[START Reading passage]
Letter from the Editor: 9
MONEY, ART AND BRIAN EPSTEIN
Do you bite the hand that feeds you? As I trip further through life, I become more convinced that the world of work is made up of two groups: the people who don’t want a job and the people who do want a job.
There are other ways of describing these two groups. Artists and bureaucrats, would be one. Truth-seekers and time-servers would be another. And people without money and people with money would be another.
The way it works is as follows: the people without money need the people with money to give them money. The people with money need the people without money to give them ideas and creative work.
The two groups hate one another but also need one another. Today, for example, big business has realised that it needs to use the language of the outsider, the rebel, the warrior-poet, the anarchist – in order to get people to buy their products. And of course the artists need the time-servers to get cash to live.
It’s the tension between these two groups that informs today’s cultural dynamic.
Journalists hate newspapers, authors hate publishers, artists hate the art world and musicians hate record companies.
Ad agencies hate their clients. The makers of TV programmes hate commissioners. Film directors and writers hate the studios.
[END Reading passage]
[START Source material]
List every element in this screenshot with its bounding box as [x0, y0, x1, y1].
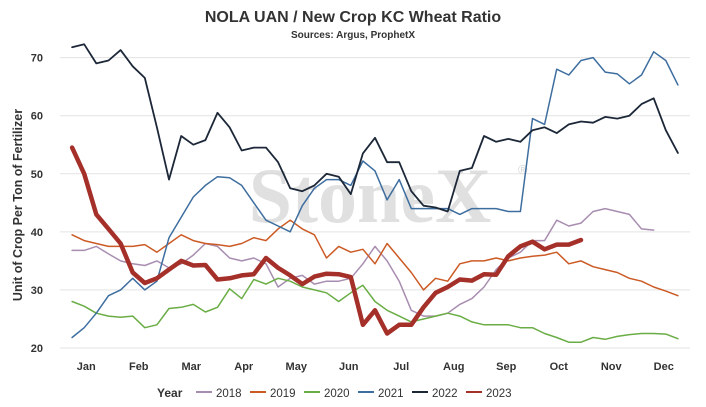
[END Source material]
**Task set:**
1. In the editor's letter, whose language does big business now use to get people to buy its products?
2. Turn the paragraph of the editor's letter that begins "There are other ways of describing these two groups" into a short list.

**Solutions for each task:**
1. The language of the outsider, the rebel, the warrior-poet and the anarchist.

2.
Other ways to describe the two groups:
- Artists and bureaucrats
- Truth-seekers and time-servers
- People without money and people with money